→ **What the exercise asks**:
Extract, from the listing that follows, each line containing the word "JSON".

(Excerpts from a figure dataset)

-- -- --

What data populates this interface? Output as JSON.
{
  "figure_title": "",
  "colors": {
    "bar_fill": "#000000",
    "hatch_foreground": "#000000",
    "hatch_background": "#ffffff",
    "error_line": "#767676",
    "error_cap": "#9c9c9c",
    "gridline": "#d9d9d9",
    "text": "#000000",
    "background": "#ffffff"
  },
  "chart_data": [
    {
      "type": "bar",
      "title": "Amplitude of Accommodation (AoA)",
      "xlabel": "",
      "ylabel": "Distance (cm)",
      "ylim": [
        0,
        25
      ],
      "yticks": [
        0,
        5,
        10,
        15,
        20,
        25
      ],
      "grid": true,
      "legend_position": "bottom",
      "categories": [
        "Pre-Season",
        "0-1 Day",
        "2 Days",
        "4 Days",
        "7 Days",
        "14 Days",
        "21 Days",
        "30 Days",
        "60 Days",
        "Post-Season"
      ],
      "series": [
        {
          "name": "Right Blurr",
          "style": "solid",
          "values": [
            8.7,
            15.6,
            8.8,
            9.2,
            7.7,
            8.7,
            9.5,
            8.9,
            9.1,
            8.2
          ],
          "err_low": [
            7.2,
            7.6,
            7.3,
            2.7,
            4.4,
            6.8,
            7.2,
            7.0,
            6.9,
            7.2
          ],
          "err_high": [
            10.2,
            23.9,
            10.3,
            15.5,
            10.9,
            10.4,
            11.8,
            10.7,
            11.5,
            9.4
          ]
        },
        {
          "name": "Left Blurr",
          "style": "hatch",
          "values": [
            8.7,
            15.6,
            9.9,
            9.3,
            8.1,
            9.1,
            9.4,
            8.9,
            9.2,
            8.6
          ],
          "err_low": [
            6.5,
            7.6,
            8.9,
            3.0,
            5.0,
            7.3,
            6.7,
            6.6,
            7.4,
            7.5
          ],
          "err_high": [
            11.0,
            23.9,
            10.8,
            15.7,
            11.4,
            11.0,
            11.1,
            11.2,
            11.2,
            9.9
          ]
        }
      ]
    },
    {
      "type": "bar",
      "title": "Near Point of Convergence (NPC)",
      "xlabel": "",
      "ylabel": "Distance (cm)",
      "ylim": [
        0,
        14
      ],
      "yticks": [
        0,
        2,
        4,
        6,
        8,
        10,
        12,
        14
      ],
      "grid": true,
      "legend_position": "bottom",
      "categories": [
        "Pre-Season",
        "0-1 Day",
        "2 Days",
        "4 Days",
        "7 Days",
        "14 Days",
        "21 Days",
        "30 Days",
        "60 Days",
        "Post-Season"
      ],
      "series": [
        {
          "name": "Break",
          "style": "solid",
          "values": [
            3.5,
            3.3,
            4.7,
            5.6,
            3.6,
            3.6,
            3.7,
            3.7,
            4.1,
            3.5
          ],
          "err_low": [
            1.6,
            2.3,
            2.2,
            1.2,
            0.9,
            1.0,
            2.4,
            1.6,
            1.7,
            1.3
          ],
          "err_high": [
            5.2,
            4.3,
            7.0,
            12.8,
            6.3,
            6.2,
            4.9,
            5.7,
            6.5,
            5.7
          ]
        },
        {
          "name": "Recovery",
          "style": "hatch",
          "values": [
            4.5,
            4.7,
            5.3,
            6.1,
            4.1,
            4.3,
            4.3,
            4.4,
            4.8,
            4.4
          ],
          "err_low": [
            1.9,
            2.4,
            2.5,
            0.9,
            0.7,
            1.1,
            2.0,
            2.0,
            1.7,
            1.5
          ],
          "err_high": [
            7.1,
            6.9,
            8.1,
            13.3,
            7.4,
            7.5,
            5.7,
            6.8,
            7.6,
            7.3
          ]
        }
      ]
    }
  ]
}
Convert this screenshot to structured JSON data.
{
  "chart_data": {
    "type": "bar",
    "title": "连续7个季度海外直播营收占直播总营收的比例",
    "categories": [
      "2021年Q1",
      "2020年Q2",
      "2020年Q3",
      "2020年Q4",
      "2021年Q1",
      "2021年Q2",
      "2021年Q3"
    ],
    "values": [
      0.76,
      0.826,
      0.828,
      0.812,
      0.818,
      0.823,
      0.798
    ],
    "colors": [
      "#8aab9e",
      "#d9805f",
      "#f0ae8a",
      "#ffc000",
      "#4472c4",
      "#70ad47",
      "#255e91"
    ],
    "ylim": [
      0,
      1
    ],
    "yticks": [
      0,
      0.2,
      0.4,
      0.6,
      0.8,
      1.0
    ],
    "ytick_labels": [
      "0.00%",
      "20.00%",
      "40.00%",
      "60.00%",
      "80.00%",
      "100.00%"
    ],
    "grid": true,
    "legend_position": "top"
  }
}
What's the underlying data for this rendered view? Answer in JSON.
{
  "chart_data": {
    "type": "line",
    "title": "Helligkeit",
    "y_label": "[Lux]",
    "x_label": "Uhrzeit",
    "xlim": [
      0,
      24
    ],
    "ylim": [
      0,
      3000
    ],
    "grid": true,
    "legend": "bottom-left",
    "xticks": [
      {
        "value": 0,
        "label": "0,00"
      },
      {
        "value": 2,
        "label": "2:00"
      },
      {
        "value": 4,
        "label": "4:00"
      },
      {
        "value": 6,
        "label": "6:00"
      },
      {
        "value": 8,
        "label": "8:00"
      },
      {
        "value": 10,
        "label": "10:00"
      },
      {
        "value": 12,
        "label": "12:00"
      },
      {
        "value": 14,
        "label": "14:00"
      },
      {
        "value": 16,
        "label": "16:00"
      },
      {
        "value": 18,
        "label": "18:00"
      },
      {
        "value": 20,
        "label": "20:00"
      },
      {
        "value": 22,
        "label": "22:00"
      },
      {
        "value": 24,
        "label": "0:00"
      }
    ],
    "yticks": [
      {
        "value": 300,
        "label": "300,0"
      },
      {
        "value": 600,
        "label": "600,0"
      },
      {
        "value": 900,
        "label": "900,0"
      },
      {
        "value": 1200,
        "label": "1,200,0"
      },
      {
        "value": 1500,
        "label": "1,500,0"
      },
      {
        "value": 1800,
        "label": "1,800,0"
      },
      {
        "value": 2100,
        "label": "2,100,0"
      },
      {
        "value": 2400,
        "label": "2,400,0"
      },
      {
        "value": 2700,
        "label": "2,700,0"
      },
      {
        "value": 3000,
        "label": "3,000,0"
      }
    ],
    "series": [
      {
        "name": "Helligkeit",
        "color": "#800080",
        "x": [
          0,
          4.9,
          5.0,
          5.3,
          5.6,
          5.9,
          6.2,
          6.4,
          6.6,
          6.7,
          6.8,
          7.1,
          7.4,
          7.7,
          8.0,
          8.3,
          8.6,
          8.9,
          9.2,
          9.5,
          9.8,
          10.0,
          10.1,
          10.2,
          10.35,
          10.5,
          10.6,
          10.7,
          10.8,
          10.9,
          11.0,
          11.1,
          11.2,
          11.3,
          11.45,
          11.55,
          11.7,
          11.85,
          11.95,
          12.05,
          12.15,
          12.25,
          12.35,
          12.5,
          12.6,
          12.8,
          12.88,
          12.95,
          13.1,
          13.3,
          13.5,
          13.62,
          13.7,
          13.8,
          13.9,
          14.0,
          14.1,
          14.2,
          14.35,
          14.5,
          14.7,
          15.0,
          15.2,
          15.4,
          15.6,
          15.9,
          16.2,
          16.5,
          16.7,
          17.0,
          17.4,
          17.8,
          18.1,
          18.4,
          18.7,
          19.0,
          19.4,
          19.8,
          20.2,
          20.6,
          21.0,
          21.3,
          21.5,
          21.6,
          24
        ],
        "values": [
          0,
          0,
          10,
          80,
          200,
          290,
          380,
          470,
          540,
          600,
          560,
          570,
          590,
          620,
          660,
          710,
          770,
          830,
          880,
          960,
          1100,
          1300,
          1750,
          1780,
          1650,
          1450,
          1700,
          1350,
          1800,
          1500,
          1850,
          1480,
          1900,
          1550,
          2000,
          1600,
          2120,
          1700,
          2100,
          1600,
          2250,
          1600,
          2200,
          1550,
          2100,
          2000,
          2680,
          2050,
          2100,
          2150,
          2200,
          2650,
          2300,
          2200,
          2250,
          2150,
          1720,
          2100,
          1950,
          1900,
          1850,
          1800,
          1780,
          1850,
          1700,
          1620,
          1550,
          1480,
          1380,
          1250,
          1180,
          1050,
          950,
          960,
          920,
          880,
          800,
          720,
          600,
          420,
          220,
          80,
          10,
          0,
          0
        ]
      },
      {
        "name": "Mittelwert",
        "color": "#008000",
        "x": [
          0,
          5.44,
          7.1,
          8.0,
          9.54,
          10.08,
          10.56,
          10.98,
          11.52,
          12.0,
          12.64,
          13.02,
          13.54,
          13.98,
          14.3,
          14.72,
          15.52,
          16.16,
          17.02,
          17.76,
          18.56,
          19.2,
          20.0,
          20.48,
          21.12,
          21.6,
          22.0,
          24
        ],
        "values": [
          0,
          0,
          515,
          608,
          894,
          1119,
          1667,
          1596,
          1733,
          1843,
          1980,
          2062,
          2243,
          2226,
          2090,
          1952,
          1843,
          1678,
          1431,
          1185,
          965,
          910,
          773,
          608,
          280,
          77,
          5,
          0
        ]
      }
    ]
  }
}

-- -- --

→ **Answer for this exercise**:
What data populates this interface? Output as JSON.
Convert this screenshot to structured JSON data.
What's the underlying data for this rendered view? Answer in JSON.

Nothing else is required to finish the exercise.